— start of Provided data —

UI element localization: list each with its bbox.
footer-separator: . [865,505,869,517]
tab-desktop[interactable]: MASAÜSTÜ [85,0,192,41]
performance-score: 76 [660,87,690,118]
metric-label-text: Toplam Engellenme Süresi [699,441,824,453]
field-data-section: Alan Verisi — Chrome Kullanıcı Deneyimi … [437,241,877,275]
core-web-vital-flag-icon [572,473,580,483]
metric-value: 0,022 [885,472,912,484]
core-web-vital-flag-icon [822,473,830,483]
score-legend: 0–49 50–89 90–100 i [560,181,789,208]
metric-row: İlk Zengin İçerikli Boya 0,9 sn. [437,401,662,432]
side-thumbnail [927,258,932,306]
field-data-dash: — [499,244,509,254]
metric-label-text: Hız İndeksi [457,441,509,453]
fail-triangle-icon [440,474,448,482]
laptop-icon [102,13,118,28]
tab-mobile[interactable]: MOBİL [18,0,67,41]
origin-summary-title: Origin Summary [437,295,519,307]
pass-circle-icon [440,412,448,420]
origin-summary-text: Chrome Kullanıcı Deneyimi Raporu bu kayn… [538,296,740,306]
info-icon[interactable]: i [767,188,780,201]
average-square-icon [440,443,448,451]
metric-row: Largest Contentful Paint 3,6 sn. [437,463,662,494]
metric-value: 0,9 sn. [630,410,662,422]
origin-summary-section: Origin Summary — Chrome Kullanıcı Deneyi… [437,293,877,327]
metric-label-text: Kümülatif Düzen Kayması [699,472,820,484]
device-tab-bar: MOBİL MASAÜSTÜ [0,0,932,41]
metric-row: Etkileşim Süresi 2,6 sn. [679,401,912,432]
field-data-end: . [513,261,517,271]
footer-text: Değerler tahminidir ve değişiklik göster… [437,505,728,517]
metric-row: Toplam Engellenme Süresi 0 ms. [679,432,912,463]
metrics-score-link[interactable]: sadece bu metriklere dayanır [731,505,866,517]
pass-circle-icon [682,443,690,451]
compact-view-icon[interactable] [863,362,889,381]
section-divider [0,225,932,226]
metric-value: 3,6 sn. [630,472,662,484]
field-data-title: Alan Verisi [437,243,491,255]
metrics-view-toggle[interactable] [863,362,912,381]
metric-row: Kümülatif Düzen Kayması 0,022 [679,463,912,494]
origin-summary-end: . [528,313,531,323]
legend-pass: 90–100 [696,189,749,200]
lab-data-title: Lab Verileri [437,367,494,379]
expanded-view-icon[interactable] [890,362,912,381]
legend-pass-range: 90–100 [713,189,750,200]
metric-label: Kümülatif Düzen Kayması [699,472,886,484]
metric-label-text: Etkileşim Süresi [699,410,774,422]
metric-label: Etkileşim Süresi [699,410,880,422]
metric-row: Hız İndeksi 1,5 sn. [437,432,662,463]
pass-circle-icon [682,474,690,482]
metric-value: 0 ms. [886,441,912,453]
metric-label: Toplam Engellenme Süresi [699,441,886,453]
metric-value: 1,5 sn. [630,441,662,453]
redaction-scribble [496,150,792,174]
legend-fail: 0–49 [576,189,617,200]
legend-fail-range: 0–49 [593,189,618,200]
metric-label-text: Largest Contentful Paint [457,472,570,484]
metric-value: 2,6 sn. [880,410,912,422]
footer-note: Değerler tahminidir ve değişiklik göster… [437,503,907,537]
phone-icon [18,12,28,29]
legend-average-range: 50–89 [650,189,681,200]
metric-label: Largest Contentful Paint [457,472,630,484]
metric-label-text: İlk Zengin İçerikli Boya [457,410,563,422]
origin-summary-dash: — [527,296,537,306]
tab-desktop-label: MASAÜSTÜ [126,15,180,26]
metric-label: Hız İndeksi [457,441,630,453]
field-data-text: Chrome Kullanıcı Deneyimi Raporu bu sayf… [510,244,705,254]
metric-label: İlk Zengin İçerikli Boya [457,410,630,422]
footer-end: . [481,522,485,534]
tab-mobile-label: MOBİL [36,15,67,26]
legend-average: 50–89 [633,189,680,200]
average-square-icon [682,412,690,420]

— end of Provided data —

Rewrite all the lines of the entries above, putting "En Büyük Zengin İçerikli Boya" in place of every occurrence of "Largest Contentful Paint" and leaving everything else unchanged.

UI element localization: list each with its bbox.
footer-separator: . [865,505,869,517]
tab-desktop[interactable]: MASAÜSTÜ [85,0,192,41]
performance-score: 76 [660,87,690,118]
metric-label-text: Toplam Engellenme Süresi [699,441,824,453]
field-data-section: Alan Verisi — Chrome Kullanıcı Deneyimi … [437,241,877,275]
core-web-vital-flag-icon [572,473,580,483]
metric-value: 0,022 [885,472,912,484]
core-web-vital-flag-icon [822,473,830,483]
score-legend: 0–49 50–89 90–100 i [560,181,789,208]
metric-row: İlk Zengin İçerikli Boya 0,9 sn. [437,401,662,432]
side-thumbnail [927,258,932,306]
field-data-dash: — [499,244,509,254]
metric-label-text: Hız İndeksi [457,441,509,453]
fail-triangle-icon [440,474,448,482]
laptop-icon [102,13,118,28]
tab-mobile[interactable]: MOBİL [18,0,67,41]
origin-summary-title: Origin Summary [437,295,519,307]
pass-circle-icon [440,412,448,420]
origin-summary-text: Chrome Kullanıcı Deneyimi Raporu bu kayn… [538,296,740,306]
info-icon[interactable]: i [767,188,780,201]
average-square-icon [440,443,448,451]
metric-row: En Büyük Zengin İçerikli Boya 3,6 sn. [437,463,662,494]
metric-value: 0,9 sn. [630,410,662,422]
origin-summary-section: Origin Summary — Chrome Kullanıcı Deneyi… [437,293,877,327]
metric-label-text: Kümülatif Düzen Kayması [699,472,820,484]
device-tab-bar: MOBİL MASAÜSTÜ [0,0,932,41]
metric-row: Etkileşim Süresi 2,6 sn. [679,401,912,432]
field-data-end: . [513,261,517,271]
footer-text: Değerler tahminidir ve değişiklik göster… [437,505,728,517]
metric-row: Toplam Engellenme Süresi 0 ms. [679,432,912,463]
metrics-score-link[interactable]: sadece bu metriklere dayanır [731,505,866,517]
pass-circle-icon [682,443,690,451]
compact-view-icon[interactable] [863,362,889,381]
section-divider [0,225,932,226]
metric-value: 3,6 sn. [630,472,662,484]
field-data-title: Alan Verisi [437,243,491,255]
metrics-view-toggle[interactable] [863,362,912,381]
metric-row: Kümülatif Düzen Kayması 0,022 [679,463,912,494]
origin-summary-end: . [528,313,531,323]
legend-pass: 90–100 [696,189,749,200]
lab-data-title: Lab Verileri [437,367,494,379]
expanded-view-icon[interactable] [890,362,912,381]
legend-pass-range: 90–100 [713,189,750,200]
metric-label: Kümülatif Düzen Kayması [699,472,886,484]
metric-label-text: Etkileşim Süresi [699,410,774,422]
metric-label: Etkileşim Süresi [699,410,880,422]
metric-row: Hız İndeksi 1,5 sn. [437,432,662,463]
pass-circle-icon [682,474,690,482]
metric-value: 0 ms. [886,441,912,453]
metric-label: Toplam Engellenme Süresi [699,441,886,453]
metric-value: 1,5 sn. [630,441,662,453]
redaction-scribble [496,150,792,174]
legend-fail: 0–49 [576,189,617,200]
legend-fail-range: 0–49 [593,189,618,200]
metric-label-text: En Büyük Zengin İçerikli Boya [457,472,570,484]
metric-value: 2,6 sn. [880,410,912,422]
footer-note: Değerler tahminidir ve değişiklik göster… [437,503,907,537]
phone-icon [18,12,28,29]
legend-average-range: 50–89 [650,189,681,200]
metric-label: En Büyük Zengin İçerikli Boya [457,472,630,484]
metric-label-text: İlk Zengin İçerikli Boya [457,410,563,422]
origin-summary-dash: — [527,296,537,306]
tab-desktop-label: MASAÜSTÜ [126,15,180,26]
metric-label: Hız İndeksi [457,441,630,453]
field-data-text: Chrome Kullanıcı Deneyimi Raporu bu sayf… [510,244,705,254]
metric-label: İlk Zengin İçerikli Boya [457,410,630,422]
footer-end: . [481,522,485,534]
tab-mobile-label: MOBİL [36,15,67,26]
legend-average: 50–89 [633,189,680,200]
average-square-icon [682,412,690,420]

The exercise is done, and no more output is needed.